━━ SOURCE RECORDS

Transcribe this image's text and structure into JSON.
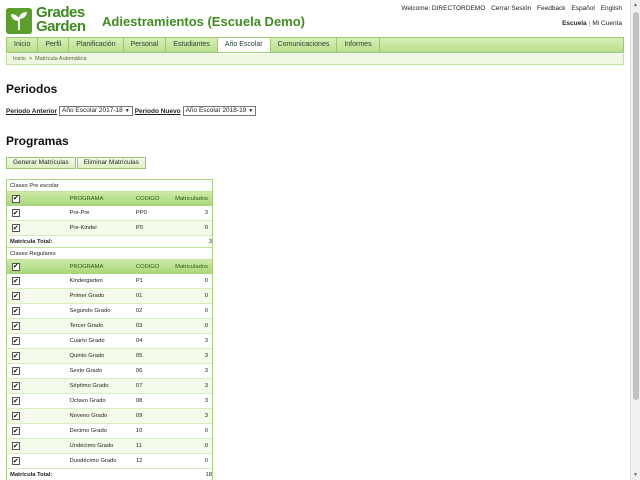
{
  "header": {
    "logo_line1": "Grades",
    "logo_line2": "Garden",
    "title": "Adiestramientos (Escuela Demo)",
    "welcome": "Welcome: DIRECTORDEMO",
    "links": [
      "Cerrar Sesión",
      "Feedback",
      "Español",
      "English"
    ],
    "sub_active": "Escuela",
    "sub_link": "Mi Cuenta"
  },
  "nav": {
    "tabs": [
      "Inicio",
      "Perfil",
      "Planificación",
      "Personal",
      "Estudiantes",
      "Año Escolar",
      "Comunicaciones",
      "Informes"
    ],
    "active": "Año Escolar"
  },
  "breadcrumb": [
    "Inicio",
    "Matrícula Automática"
  ],
  "periodos": {
    "heading": "Periodos",
    "anterior_label": "Periodo Anterior",
    "anterior_value": "Año Escolar 2017-18",
    "nuevo_label": "Periodo Nuevo",
    "nuevo_value": "Año Escolar 2018-19"
  },
  "programas": {
    "heading": "Programas",
    "btn_generar": "Generar Matrículas",
    "btn_eliminar": "Eliminar Matrículas"
  },
  "table": {
    "columns": [
      "PROGRAMA",
      "CODIGO",
      "Matriculados"
    ],
    "total_label": "Matrícula Total:",
    "groups": [
      {
        "title": "Clases Pre escolar",
        "rows": [
          {
            "programa": "Pre-Pre",
            "codigo": "PP0",
            "matriculados": "3"
          },
          {
            "programa": "Pre-Kinder",
            "codigo": "P0",
            "matriculados": "0"
          }
        ],
        "total": "3"
      },
      {
        "title": "Clases Regulares",
        "rows": [
          {
            "programa": "Kindergarten",
            "codigo": "P1",
            "matriculados": "0"
          },
          {
            "programa": "Primer Grado",
            "codigo": "01",
            "matriculados": "0"
          },
          {
            "programa": "Segundo Grado",
            "codigo": "02",
            "matriculados": "0"
          },
          {
            "programa": "Tercer Grado",
            "codigo": "03",
            "matriculados": "0"
          },
          {
            "programa": "Cuarto Grado",
            "codigo": "04",
            "matriculados": "3"
          },
          {
            "programa": "Quinto Grado",
            "codigo": "05",
            "matriculados": "3"
          },
          {
            "programa": "Sexto Grado",
            "codigo": "06",
            "matriculados": "3"
          },
          {
            "programa": "Séptimo Grado",
            "codigo": "07",
            "matriculados": "3"
          },
          {
            "programa": "Octavo Grado",
            "codigo": "08",
            "matriculados": "3"
          },
          {
            "programa": "Noveno Grado",
            "codigo": "09",
            "matriculados": "3"
          },
          {
            "programa": "Decimo Grado",
            "codigo": "10",
            "matriculados": "0"
          },
          {
            "programa": "Undécimo Grado",
            "codigo": "11",
            "matriculados": "0"
          },
          {
            "programa": "Duodécimo Grado",
            "codigo": "12",
            "matriculados": "0"
          }
        ],
        "total": "18"
      }
    ]
  },
  "colors": {
    "brand_green": "#3f8d20",
    "nav_bg": "#c6e6a0",
    "header_row": "#a9d77c"
  }
}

━━━━

Make an exact copy of the whole listing, but don't bring over any pictures.

Transcribe this image's text and structure into JSON.
{
  "header": {
    "logo_line1": "Grades",
    "logo_line2": "Garden",
    "title": "Adiestramientos (Escuela Demo)",
    "welcome": "Welcome: DIRECTORDEMO",
    "links": [
      "Cerrar Sesión",
      "Feedback",
      "Español",
      "English"
    ],
    "sub_active": "Escuela",
    "sub_link": "Mi Cuenta"
  },
  "nav": {
    "tabs": [
      "Inicio",
      "Perfil",
      "Planificación",
      "Personal",
      "Estudiantes",
      "Año Escolar",
      "Comunicaciones",
      "Informes"
    ],
    "active": "Año Escolar"
  },
  "breadcrumb": [
    "Inicio",
    "Matrícula Automática"
  ],
  "periodos": {
    "heading": "Periodos",
    "anterior_label": "Periodo Anterior",
    "anterior_value": "Año Escolar 2017-18",
    "nuevo_label": "Periodo Nuevo",
    "nuevo_value": "Año Escolar 2018-19"
  },
  "programas": {
    "heading": "Programas",
    "btn_generar": "Generar Matrículas",
    "btn_eliminar": "Eliminar Matrículas"
  },
  "table": {
    "columns": [
      "PROGRAMA",
      "CODIGO",
      "Matriculados"
    ],
    "total_label": "Matrícula Total:",
    "groups": [
      {
        "title": "Clases Pre escolar",
        "rows": [
          {
            "programa": "Pre-Pre",
            "codigo": "PP0",
            "matriculados": "3"
          },
          {
            "programa": "Pre-Kinder",
            "codigo": "P0",
            "matriculados": "0"
          }
        ],
        "total": "3"
      },
      {
        "title": "Clases Regulares",
        "rows": [
          {
            "programa": "Kindergarten",
            "codigo": "P1",
            "matriculados": "0"
          },
          {
            "programa": "Primer Grado",
            "codigo": "01",
            "matriculados": "0"
          },
          {
            "programa": "Segundo Grado",
            "codigo": "02",
            "matriculados": "0"
          },
          {
            "programa": "Tercer Grado",
            "codigo": "03",
            "matriculados": "0"
          },
          {
            "programa": "Cuarto Grado",
            "codigo": "04",
            "matriculados": "3"
          },
          {
            "programa": "Quinto Grado",
            "codigo": "05",
            "matriculados": "3"
          },
          {
            "programa": "Sexto Grado",
            "codigo": "06",
            "matriculados": "3"
          },
          {
            "programa": "Séptimo Grado",
            "codigo": "07",
            "matriculados": "3"
          },
          {
            "programa": "Octavo Grado",
            "codigo": "08",
            "matriculados": "3"
          },
          {
            "programa": "Noveno Grado",
            "codigo": "09",
            "matriculados": "3"
          },
          {
            "programa": "Decimo Grado",
            "codigo": "10",
            "matriculados": "0"
          },
          {
            "programa": "Undécimo Grado",
            "codigo": "11",
            "matriculados": "0"
          },
          {
            "programa": "Duodécimo Grado",
            "codigo": "12",
            "matriculados": "0"
          }
        ],
        "total": "18"
      }
    ]
  },
  "colors": {
    "brand_green": "#3f8d20",
    "nav_bg": "#c6e6a0",
    "header_row": "#a9d77c"
  }
}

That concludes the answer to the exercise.